Find every line containing the word "owners" in the records below; report only how many there are.

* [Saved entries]
------------------------------
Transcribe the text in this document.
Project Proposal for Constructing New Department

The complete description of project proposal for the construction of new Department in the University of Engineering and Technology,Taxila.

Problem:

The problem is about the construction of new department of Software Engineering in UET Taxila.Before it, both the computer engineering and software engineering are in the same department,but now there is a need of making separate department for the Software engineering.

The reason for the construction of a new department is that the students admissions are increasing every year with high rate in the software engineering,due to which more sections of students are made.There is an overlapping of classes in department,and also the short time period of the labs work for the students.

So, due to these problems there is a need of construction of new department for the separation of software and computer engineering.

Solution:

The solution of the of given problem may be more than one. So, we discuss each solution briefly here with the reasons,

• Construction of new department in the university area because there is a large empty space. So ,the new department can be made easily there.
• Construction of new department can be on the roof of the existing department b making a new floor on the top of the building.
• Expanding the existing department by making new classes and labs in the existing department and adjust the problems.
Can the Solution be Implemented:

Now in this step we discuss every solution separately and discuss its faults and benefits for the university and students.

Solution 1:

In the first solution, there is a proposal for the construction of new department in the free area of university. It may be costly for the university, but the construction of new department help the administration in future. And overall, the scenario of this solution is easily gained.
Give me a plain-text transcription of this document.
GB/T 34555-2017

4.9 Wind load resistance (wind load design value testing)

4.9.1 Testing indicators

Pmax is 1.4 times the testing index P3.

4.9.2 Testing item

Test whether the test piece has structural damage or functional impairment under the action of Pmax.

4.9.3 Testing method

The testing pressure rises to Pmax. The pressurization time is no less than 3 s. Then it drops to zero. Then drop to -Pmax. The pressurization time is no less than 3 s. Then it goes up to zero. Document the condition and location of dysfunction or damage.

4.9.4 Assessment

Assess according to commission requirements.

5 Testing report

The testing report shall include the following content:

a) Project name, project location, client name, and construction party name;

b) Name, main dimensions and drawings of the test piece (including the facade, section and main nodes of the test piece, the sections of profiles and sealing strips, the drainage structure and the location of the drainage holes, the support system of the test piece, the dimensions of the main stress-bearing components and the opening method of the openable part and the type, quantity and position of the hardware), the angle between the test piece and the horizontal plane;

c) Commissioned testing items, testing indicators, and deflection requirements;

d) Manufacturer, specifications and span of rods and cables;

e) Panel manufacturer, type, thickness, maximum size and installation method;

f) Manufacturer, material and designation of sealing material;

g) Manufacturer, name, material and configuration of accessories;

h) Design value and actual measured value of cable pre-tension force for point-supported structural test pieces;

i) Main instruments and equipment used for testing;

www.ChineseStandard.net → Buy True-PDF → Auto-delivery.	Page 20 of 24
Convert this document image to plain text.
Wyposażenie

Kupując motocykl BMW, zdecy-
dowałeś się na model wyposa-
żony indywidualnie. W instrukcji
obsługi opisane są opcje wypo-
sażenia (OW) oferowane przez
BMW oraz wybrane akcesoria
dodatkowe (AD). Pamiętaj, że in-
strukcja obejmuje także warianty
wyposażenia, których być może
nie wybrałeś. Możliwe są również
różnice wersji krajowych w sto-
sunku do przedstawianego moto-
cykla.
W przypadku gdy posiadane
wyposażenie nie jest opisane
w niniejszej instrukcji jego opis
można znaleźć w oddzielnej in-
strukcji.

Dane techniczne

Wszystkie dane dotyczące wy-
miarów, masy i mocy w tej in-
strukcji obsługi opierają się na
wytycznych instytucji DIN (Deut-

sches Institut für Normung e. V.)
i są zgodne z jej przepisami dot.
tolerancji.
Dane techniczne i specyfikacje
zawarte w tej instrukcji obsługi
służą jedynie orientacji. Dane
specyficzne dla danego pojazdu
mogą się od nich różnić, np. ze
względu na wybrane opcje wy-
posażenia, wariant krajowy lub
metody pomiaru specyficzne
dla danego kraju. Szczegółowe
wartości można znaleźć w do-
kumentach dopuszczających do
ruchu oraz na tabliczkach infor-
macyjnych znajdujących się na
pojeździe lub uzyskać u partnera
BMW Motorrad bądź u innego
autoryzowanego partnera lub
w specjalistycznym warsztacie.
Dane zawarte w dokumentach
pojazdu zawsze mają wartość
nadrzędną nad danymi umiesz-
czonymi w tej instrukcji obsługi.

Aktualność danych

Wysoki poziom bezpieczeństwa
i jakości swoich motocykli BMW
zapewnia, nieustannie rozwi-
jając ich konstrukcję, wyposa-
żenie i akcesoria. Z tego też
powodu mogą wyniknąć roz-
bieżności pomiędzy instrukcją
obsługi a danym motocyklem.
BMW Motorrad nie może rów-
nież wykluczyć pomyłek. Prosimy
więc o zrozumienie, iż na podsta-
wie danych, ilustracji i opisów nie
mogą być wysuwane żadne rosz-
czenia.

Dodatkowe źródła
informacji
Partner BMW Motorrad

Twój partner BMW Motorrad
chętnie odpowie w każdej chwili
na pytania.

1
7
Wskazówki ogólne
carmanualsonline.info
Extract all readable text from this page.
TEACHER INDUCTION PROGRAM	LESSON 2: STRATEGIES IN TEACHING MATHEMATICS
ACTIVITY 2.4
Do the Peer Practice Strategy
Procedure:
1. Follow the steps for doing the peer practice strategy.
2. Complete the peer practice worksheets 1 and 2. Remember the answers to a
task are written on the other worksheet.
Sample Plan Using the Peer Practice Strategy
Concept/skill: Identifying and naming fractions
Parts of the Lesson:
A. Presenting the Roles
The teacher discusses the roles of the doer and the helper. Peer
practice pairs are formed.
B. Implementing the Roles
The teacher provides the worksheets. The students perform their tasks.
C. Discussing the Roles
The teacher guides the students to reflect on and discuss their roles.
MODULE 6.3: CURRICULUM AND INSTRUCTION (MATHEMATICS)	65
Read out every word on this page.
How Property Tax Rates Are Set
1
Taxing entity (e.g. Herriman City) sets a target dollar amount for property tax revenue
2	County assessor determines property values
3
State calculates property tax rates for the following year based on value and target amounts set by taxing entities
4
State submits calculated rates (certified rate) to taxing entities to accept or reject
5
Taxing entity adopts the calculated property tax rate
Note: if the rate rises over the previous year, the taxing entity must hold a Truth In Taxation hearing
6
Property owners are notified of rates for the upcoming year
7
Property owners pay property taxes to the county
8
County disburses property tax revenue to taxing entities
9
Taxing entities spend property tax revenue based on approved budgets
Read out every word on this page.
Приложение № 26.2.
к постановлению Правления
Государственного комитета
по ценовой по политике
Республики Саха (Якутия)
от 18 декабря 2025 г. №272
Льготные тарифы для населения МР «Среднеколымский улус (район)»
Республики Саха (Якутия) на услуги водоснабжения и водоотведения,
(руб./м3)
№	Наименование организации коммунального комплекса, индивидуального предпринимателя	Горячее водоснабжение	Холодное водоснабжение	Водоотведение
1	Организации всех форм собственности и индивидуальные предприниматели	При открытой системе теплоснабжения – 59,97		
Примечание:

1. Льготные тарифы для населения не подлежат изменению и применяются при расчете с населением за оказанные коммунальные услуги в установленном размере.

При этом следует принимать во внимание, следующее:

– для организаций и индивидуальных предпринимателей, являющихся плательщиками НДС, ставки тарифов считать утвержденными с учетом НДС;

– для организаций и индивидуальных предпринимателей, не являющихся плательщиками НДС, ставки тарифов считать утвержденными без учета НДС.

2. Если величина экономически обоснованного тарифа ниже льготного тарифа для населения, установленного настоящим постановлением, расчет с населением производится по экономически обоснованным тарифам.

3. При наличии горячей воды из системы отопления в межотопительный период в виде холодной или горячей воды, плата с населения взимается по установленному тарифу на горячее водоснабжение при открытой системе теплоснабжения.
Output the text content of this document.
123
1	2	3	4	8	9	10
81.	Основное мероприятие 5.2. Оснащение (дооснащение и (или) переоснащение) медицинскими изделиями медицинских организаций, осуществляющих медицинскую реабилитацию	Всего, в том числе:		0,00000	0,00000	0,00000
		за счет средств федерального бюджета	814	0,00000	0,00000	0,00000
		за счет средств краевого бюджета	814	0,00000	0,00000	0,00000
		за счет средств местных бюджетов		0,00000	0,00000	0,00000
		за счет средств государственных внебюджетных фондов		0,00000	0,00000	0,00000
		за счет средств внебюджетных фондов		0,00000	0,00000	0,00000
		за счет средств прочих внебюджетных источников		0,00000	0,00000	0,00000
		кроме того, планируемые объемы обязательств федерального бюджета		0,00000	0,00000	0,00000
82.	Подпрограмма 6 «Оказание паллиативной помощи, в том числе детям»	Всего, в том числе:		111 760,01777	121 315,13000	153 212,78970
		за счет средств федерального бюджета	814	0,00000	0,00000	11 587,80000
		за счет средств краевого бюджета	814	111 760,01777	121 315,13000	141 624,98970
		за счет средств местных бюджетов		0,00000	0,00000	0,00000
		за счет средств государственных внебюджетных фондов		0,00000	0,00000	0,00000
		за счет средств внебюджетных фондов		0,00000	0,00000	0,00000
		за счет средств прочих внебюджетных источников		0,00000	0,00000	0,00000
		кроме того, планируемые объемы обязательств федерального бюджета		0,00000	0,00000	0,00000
------------------------------
* [Full answer]
2